* **WRITTEN INSTRUCTION**
Repeat each entry in full, exactly.

* **DATA PROVIDED**
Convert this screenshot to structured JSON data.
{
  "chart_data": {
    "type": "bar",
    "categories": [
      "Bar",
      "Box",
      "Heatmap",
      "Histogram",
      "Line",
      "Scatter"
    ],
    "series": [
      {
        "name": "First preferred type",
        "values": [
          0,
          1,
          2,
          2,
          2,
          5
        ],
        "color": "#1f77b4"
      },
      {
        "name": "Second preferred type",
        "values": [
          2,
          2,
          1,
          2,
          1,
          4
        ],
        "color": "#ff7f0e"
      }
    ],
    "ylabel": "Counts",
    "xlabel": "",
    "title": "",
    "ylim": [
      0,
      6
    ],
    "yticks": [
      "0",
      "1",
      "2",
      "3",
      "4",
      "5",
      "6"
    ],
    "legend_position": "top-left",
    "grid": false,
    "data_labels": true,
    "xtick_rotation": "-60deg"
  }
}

* **WORKED ANSWER**
Convert this screenshot to structured JSON data.
{
  "chart_data": {
    "type": "bar",
    "categories": [
      "Bar",
      "Box",
      "Heatmap",
      "Histogram",
      "Line",
      "Scatter"
    ],
    "series": [
      {
        "name": "First preferred type",
        "values": [
          0,
          1,
          2,
          2,
          2,
          5
        ],
        "color": "#1f77b4"
      },
      {
        "name": "Second preferred type",
        "values": [
          2,
          2,
          1,
          2,
          1,
          4
        ],
        "color": "#ff7f0e"
      }
    ],
    "ylabel": "Counts",
    "xlabel": "",
    "title": "",
    "ylim": [
      0,
      6
    ],
    "yticks": [
      "0",
      "1",
      "2",
      "3",
      "4",
      "5",
      "6"
    ],
    "legend_position": "top-left",
    "grid": false,
    "data_labels": true,
    "xtick_rotation": "-60deg"
  }
}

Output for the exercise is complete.